(What the task asks)
Return the listing below in full, with every line exactly as it is.

(Extracted data)
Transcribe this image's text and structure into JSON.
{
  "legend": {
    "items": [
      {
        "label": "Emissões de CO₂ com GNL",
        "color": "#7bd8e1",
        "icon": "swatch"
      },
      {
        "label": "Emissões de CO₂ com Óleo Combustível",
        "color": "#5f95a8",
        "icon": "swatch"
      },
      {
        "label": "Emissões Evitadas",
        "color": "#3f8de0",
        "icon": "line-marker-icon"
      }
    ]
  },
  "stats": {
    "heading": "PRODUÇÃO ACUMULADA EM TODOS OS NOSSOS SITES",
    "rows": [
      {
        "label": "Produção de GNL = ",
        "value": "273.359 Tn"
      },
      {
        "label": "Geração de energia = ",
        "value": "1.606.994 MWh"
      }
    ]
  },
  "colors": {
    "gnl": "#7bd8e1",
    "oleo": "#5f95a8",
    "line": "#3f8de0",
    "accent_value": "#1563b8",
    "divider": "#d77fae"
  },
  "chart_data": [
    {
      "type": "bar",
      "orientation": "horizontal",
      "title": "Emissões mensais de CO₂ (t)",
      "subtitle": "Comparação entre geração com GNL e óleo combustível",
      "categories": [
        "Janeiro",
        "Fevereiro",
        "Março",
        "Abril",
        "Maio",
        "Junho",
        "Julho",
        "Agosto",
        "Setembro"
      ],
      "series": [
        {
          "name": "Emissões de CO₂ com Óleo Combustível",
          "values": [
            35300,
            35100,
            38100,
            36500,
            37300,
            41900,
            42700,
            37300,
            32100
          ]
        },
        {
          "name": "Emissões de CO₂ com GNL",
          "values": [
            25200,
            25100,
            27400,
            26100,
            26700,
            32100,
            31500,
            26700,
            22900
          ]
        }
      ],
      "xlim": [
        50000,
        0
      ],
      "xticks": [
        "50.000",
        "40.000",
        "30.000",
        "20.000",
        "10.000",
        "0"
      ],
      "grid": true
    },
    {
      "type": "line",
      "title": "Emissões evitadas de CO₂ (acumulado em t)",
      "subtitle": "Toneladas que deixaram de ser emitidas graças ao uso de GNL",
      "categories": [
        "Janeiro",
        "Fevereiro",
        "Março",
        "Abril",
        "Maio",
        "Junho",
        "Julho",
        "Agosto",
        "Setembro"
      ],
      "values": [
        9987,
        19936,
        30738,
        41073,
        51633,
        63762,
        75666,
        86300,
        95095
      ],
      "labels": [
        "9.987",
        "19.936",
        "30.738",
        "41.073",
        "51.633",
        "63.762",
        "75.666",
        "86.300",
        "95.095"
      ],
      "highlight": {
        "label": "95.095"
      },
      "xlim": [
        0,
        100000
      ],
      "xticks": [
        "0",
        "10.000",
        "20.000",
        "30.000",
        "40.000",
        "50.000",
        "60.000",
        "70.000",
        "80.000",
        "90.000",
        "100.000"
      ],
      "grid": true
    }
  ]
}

(Solution)
Transcribe this image's text and structure into JSON.
{
  "legend": {
    "items": [
      {
        "label": "Emissões de CO₂ com GNL",
        "color": "#7bd8e1",
        "icon": "swatch"
      },
      {
        "label": "Emissões de CO₂ com Óleo Combustível",
        "color": "#5f95a8",
        "icon": "swatch"
      },
      {
        "label": "Emissões Evitadas",
        "color": "#3f8de0",
        "icon": "line-marker-icon"
      }
    ]
  },
  "stats": {
    "heading": "PRODUÇÃO ACUMULADA EM TODOS OS NOSSOS SITES",
    "rows": [
      {
        "label": "Produção de GNL = ",
        "value": "273.359 Tn"
      },
      {
        "label": "Geração de energia = ",
        "value": "1.606.994 MWh"
      }
    ]
  },
  "colors": {
    "gnl": "#7bd8e1",
    "oleo": "#5f95a8",
    "line": "#3f8de0",
    "accent_value": "#1563b8",
    "divider": "#d77fae"
  },
  "chart_data": [
    {
      "type": "bar",
      "orientation": "horizontal",
      "title": "Emissões mensais de CO₂ (t)",
      "subtitle": "Comparação entre geração com GNL e óleo combustível",
      "categories": [
        "Janeiro",
        "Fevereiro",
        "Março",
        "Abril",
        "Maio",
        "Junho",
        "Julho",
        "Agosto",
        "Setembro"
      ],
      "series": [
        {
          "name": "Emissões de CO₂ com Óleo Combustível",
          "values": [
            35300,
            35100,
            38100,
            36500,
            37300,
            41900,
            42700,
            37300,
            32100
          ]
        },
        {
          "name": "Emissões de CO₂ com GNL",
          "values": [
            25200,
            25100,
            27400,
            26100,
            26700,
            32100,
            31500,
            26700,
            22900
          ]
        }
      ],
      "xlim": [
        50000,
        0
      ],
      "xticks": [
        "50.000",
        "40.000",
        "30.000",
        "20.000",
        "10.000",
        "0"
      ],
      "grid": true
    },
    {
      "type": "line",
      "title": "Emissões evitadas de CO₂ (acumulado em t)",
      "subtitle": "Toneladas que deixaram de ser emitidas graças ao uso de GNL",
      "categories": [
        "Janeiro",
        "Fevereiro",
        "Março",
        "Abril",
        "Maio",
        "Junho",
        "Julho",
        "Agosto",
        "Setembro"
      ],
      "values": [
        9987,
        19936,
        30738,
        41073,
        51633,
        63762,
        75666,
        86300,
        95095
      ],
      "labels": [
        "9.987",
        "19.936",
        "30.738",
        "41.073",
        "51.633",
        "63.762",
        "75.666",
        "86.300",
        "95.095"
      ],
      "highlight": {
        "label": "95.095"
      },
      "xlim": [
        0,
        100000
      ],
      "xticks": [
        "0",
        "10.000",
        "20.000",
        "30.000",
        "40.000",
        "50.000",
        "60.000",
        "70.000",
        "80.000",
        "90.000",
        "100.000"
      ],
      "grid": true
    }
  ]
}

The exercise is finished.